● Written instruction
Print every entry exactly as written.

● Dataset excerpt
——————————

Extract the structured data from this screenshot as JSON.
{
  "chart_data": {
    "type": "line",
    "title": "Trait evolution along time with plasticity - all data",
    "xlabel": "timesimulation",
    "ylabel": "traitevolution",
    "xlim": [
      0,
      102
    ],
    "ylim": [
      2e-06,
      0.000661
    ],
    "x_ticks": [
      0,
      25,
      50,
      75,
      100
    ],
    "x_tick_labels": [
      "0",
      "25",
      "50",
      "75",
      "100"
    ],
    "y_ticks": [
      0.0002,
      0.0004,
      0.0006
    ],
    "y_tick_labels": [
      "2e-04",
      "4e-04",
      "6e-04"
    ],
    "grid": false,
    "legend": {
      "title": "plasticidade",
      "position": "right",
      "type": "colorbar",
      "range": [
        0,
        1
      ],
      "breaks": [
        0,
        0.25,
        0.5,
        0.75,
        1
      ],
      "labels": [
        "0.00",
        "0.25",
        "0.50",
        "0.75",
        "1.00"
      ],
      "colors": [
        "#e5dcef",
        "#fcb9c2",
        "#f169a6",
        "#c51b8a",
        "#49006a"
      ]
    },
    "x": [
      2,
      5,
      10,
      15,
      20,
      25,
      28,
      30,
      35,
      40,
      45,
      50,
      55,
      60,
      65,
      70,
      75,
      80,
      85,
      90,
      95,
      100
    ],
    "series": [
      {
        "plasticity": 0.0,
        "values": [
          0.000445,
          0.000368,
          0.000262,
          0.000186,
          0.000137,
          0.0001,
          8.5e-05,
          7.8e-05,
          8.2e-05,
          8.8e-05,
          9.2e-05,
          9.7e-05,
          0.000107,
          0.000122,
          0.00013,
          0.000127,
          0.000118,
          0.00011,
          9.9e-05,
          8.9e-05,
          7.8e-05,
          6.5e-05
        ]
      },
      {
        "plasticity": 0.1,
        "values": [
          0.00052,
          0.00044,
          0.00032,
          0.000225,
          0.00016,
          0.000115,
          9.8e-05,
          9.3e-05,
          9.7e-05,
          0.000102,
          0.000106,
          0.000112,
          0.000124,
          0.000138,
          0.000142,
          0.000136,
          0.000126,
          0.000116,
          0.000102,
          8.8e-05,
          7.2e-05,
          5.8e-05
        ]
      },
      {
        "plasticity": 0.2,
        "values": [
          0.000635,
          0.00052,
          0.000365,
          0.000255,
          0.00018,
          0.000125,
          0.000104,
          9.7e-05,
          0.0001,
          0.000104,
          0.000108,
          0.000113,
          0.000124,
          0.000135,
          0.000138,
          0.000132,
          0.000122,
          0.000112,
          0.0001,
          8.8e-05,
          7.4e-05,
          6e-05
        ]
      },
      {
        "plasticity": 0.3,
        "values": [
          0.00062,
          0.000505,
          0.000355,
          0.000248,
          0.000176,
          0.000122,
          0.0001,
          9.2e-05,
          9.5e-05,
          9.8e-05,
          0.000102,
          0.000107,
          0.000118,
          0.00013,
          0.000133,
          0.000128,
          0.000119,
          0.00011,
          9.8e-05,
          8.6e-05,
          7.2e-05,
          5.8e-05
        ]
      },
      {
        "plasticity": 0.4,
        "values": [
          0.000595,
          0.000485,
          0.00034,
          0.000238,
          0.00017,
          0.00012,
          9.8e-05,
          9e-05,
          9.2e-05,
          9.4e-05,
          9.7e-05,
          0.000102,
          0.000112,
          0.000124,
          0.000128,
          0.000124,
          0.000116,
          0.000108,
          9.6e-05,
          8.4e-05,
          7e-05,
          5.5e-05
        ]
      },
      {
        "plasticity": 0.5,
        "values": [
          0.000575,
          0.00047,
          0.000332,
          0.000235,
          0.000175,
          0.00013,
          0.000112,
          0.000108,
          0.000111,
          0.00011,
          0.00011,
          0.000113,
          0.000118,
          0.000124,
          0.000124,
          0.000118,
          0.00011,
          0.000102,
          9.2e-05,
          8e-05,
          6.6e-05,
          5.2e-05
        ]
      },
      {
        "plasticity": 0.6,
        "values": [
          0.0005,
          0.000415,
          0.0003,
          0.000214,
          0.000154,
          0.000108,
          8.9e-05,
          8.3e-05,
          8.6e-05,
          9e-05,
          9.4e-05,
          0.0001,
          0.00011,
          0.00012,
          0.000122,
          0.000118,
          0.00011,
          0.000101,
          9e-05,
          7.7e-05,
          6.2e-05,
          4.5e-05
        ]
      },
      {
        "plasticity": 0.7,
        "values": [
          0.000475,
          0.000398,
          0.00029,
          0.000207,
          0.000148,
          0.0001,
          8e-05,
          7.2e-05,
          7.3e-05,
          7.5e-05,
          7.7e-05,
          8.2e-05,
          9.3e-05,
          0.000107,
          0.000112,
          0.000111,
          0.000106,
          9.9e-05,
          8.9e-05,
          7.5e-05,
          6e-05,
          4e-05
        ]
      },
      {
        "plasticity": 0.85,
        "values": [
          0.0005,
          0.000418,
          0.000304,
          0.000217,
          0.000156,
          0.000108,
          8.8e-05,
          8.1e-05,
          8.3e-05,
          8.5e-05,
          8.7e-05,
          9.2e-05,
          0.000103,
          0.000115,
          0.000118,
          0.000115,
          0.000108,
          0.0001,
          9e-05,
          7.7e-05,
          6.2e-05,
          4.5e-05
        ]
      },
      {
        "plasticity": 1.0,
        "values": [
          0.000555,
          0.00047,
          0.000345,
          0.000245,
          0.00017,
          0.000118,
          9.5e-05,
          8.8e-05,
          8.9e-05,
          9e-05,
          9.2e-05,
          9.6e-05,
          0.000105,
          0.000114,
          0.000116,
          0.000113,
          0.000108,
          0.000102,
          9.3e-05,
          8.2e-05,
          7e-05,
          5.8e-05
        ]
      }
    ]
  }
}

——————————

● Solved problem
Extract the structured data from this screenshot as JSON.
{
  "chart_data": {
    "type": "line",
    "title": "Trait evolution along time with plasticity - all data",
    "xlabel": "timesimulation",
    "ylabel": "traitevolution",
    "xlim": [
      0,
      102
    ],
    "ylim": [
      2e-06,
      0.000661
    ],
    "x_ticks": [
      0,
      25,
      50,
      75,
      100
    ],
    "x_tick_labels": [
      "0",
      "25",
      "50",
      "75",
      "100"
    ],
    "y_ticks": [
      0.0002,
      0.0004,
      0.0006
    ],
    "y_tick_labels": [
      "2e-04",
      "4e-04",
      "6e-04"
    ],
    "grid": false,
    "legend": {
      "title": "plasticidade",
      "position": "right",
      "type": "colorbar",
      "range": [
        0,
        1
      ],
      "breaks": [
        0,
        0.25,
        0.5,
        0.75,
        1
      ],
      "labels": [
        "0.00",
        "0.25",
        "0.50",
        "0.75",
        "1.00"
      ],
      "colors": [
        "#e5dcef",
        "#fcb9c2",
        "#f169a6",
        "#c51b8a",
        "#49006a"
      ]
    },
    "x": [
      2,
      5,
      10,
      15,
      20,
      25,
      28,
      30,
      35,
      40,
      45,
      50,
      55,
      60,
      65,
      70,
      75,
      80,
      85,
      90,
      95,
      100
    ],
    "series": [
      {
        "plasticity": 0.0,
        "values": [
          0.000445,
          0.000368,
          0.000262,
          0.000186,
          0.000137,
          0.0001,
          8.5e-05,
          7.8e-05,
          8.2e-05,
          8.8e-05,
          9.2e-05,
          9.7e-05,
          0.000107,
          0.000122,
          0.00013,
          0.000127,
          0.000118,
          0.00011,
          9.9e-05,
          8.9e-05,
          7.8e-05,
          6.5e-05
        ]
      },
      {
        "plasticity": 0.1,
        "values": [
          0.00052,
          0.00044,
          0.00032,
          0.000225,
          0.00016,
          0.000115,
          9.8e-05,
          9.3e-05,
          9.7e-05,
          0.000102,
          0.000106,
          0.000112,
          0.000124,
          0.000138,
          0.000142,
          0.000136,
          0.000126,
          0.000116,
          0.000102,
          8.8e-05,
          7.2e-05,
          5.8e-05
        ]
      },
      {
        "plasticity": 0.2,
        "values": [
          0.000635,
          0.00052,
          0.000365,
          0.000255,
          0.00018,
          0.000125,
          0.000104,
          9.7e-05,
          0.0001,
          0.000104,
          0.000108,
          0.000113,
          0.000124,
          0.000135,
          0.000138,
          0.000132,
          0.000122,
          0.000112,
          0.0001,
          8.8e-05,
          7.4e-05,
          6e-05
        ]
      },
      {
        "plasticity": 0.3,
        "values": [
          0.00062,
          0.000505,
          0.000355,
          0.000248,
          0.000176,
          0.000122,
          0.0001,
          9.2e-05,
          9.5e-05,
          9.8e-05,
          0.000102,
          0.000107,
          0.000118,
          0.00013,
          0.000133,
          0.000128,
          0.000119,
          0.00011,
          9.8e-05,
          8.6e-05,
          7.2e-05,
          5.8e-05
        ]
      },
      {
        "plasticity": 0.4,
        "values": [
          0.000595,
          0.000485,
          0.00034,
          0.000238,
          0.00017,
          0.00012,
          9.8e-05,
          9e-05,
          9.2e-05,
          9.4e-05,
          9.7e-05,
          0.000102,
          0.000112,
          0.000124,
          0.000128,
          0.000124,
          0.000116,
          0.000108,
          9.6e-05,
          8.4e-05,
          7e-05,
          5.5e-05
        ]
      },
      {
        "plasticity": 0.5,
        "values": [
          0.000575,
          0.00047,
          0.000332,
          0.000235,
          0.000175,
          0.00013,
          0.000112,
          0.000108,
          0.000111,
          0.00011,
          0.00011,
          0.000113,
          0.000118,
          0.000124,
          0.000124,
          0.000118,
          0.00011,
          0.000102,
          9.2e-05,
          8e-05,
          6.6e-05,
          5.2e-05
        ]
      },
      {
        "plasticity": 0.6,
        "values": [
          0.0005,
          0.000415,
          0.0003,
          0.000214,
          0.000154,
          0.000108,
          8.9e-05,
          8.3e-05,
          8.6e-05,
          9e-05,
          9.4e-05,
          0.0001,
          0.00011,
          0.00012,
          0.000122,
          0.000118,
          0.00011,
          0.000101,
          9e-05,
          7.7e-05,
          6.2e-05,
          4.5e-05
        ]
      },
      {
        "plasticity": 0.7,
        "values": [
          0.000475,
          0.000398,
          0.00029,
          0.000207,
          0.000148,
          0.0001,
          8e-05,
          7.2e-05,
          7.3e-05,
          7.5e-05,
          7.7e-05,
          8.2e-05,
          9.3e-05,
          0.000107,
          0.000112,
          0.000111,
          0.000106,
          9.9e-05,
          8.9e-05,
          7.5e-05,
          6e-05,
          4e-05
        ]
      },
      {
        "plasticity": 0.85,
        "values": [
          0.0005,
          0.000418,
          0.000304,
          0.000217,
          0.000156,
          0.000108,
          8.8e-05,
          8.1e-05,
          8.3e-05,
          8.5e-05,
          8.7e-05,
          9.2e-05,
          0.000103,
          0.000115,
          0.000118,
          0.000115,
          0.000108,
          0.0001,
          9e-05,
          7.7e-05,
          6.2e-05,
          4.5e-05
        ]
      },
      {
        "plasticity": 1.0,
        "values": [
          0.000555,
          0.00047,
          0.000345,
          0.000245,
          0.00017,
          0.000118,
          9.5e-05,
          8.8e-05,
          8.9e-05,
          9e-05,
          9.2e-05,
          9.6e-05,
          0.000105,
          0.000114,
          0.000116,
          0.000113,
          0.000108,
          0.000102,
          9.3e-05,
          8.2e-05,
          7e-05,
          5.8e-05
        ]
      }
    ]
  }
}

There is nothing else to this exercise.